Return all lines with the word "this" in them.

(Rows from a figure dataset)
* * * * * * *

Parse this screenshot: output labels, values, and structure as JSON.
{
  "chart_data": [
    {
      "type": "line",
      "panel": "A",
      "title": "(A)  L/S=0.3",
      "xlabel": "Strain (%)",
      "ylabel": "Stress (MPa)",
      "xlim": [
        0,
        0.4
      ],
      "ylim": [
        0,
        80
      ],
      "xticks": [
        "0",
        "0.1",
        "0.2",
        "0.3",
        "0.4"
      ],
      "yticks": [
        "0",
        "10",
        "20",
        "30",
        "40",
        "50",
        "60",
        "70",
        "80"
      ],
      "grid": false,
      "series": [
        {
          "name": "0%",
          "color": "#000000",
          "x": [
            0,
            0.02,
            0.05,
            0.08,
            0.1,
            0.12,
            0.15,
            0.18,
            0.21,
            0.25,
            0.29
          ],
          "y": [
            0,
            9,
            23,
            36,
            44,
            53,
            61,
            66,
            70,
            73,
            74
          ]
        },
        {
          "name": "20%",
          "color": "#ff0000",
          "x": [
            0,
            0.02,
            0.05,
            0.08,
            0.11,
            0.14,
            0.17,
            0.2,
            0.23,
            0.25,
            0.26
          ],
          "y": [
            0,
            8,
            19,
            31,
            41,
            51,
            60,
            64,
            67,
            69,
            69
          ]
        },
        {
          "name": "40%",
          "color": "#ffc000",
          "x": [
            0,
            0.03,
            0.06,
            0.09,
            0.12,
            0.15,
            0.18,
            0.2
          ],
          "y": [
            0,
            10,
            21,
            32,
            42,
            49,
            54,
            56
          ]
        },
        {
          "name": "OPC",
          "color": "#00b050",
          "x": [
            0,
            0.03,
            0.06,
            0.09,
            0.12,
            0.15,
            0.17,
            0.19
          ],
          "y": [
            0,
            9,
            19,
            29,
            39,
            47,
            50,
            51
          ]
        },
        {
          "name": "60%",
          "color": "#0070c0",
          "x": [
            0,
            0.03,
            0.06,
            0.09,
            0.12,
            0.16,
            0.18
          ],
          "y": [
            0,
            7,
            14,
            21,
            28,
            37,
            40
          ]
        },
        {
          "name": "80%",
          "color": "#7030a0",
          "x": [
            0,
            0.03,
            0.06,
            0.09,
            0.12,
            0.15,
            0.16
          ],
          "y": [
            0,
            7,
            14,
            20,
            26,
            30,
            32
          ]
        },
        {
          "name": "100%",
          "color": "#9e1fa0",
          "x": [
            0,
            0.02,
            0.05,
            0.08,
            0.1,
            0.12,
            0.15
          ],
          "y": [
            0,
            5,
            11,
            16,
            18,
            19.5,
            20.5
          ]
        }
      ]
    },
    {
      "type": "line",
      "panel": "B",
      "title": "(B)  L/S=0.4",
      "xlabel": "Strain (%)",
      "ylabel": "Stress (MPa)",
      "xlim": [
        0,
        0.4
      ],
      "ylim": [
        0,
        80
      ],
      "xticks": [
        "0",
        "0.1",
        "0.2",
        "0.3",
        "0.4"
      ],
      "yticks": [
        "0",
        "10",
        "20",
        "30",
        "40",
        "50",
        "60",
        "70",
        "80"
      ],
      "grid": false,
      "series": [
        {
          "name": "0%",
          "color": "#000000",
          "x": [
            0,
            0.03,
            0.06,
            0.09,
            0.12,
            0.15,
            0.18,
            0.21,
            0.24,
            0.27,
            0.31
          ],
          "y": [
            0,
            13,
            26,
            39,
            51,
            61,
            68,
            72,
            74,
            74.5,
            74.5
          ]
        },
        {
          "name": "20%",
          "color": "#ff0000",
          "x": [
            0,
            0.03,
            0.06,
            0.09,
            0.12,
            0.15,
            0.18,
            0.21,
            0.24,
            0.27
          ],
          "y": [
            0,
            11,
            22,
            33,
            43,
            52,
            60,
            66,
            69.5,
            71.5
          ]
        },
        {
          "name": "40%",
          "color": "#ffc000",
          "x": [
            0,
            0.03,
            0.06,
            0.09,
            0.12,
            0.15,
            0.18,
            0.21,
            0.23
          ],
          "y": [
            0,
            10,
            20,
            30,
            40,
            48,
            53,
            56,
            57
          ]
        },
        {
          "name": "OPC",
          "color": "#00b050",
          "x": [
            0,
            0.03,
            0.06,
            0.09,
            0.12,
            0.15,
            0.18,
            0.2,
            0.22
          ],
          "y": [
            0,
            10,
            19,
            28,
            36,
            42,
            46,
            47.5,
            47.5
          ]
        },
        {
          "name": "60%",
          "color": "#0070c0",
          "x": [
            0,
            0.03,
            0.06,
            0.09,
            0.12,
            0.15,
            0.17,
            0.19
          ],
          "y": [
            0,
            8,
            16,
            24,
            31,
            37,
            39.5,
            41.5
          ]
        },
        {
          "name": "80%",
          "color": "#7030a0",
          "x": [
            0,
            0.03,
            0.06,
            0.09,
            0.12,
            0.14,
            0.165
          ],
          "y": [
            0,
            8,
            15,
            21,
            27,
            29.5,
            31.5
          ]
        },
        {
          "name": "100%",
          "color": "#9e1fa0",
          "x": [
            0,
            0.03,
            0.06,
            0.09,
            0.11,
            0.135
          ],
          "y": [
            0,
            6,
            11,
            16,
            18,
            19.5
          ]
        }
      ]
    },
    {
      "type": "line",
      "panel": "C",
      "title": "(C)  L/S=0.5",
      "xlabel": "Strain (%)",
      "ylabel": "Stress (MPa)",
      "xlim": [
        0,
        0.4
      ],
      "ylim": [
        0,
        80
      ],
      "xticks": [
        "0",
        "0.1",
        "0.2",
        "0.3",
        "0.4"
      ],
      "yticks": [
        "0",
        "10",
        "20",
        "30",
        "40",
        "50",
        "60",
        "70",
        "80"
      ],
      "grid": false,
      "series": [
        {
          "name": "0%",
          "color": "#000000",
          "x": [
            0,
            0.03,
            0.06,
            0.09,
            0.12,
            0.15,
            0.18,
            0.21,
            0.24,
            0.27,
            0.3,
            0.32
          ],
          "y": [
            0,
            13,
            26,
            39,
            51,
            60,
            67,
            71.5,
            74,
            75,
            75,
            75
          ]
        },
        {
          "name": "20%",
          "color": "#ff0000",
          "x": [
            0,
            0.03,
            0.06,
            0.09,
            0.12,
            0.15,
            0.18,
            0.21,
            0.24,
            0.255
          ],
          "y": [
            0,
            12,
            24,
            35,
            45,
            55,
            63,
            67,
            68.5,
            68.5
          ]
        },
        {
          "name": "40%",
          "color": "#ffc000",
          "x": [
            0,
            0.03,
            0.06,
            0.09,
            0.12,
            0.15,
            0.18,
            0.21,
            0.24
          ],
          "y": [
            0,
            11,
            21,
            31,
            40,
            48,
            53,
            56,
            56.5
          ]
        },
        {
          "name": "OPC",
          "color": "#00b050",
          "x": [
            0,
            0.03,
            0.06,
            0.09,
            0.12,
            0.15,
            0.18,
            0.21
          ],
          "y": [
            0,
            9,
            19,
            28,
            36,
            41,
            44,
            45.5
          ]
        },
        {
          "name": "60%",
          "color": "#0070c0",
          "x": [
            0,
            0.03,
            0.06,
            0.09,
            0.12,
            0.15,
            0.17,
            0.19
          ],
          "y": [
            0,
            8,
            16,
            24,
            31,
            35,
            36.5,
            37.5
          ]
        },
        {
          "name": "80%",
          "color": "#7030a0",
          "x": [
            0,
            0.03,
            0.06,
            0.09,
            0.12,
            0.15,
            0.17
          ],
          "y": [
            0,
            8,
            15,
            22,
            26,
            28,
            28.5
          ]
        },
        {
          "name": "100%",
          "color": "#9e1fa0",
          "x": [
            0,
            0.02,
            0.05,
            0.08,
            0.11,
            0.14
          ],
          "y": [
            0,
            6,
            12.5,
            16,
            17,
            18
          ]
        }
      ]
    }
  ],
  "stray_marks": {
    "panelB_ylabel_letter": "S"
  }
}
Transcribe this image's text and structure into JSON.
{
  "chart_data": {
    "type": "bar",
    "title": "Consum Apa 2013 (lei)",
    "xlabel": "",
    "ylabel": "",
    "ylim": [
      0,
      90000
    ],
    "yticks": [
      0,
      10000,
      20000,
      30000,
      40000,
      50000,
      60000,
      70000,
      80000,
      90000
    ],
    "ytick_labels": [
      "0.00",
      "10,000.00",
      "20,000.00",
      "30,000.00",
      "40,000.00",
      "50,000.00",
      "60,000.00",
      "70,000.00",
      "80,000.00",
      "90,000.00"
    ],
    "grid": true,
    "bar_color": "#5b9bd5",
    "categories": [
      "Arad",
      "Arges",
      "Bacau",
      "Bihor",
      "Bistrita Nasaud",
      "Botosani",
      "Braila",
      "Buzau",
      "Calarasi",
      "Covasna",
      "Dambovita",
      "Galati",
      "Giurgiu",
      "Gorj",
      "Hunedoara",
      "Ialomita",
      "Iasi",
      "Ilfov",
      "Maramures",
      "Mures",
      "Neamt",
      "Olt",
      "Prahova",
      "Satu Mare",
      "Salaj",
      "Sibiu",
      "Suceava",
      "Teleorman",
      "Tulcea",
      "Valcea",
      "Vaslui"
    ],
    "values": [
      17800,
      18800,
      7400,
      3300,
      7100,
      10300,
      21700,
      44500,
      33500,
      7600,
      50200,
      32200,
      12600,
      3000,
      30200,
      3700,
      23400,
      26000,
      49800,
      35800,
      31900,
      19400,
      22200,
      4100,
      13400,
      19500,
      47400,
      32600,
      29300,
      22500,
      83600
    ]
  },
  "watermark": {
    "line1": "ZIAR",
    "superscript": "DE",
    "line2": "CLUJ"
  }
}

* * * * * * *

* [EXPECTED ANSWER]:
Parse this screenshot: output labels, values, and structure as JSON.
Transcribe this image's text and structure into JSON.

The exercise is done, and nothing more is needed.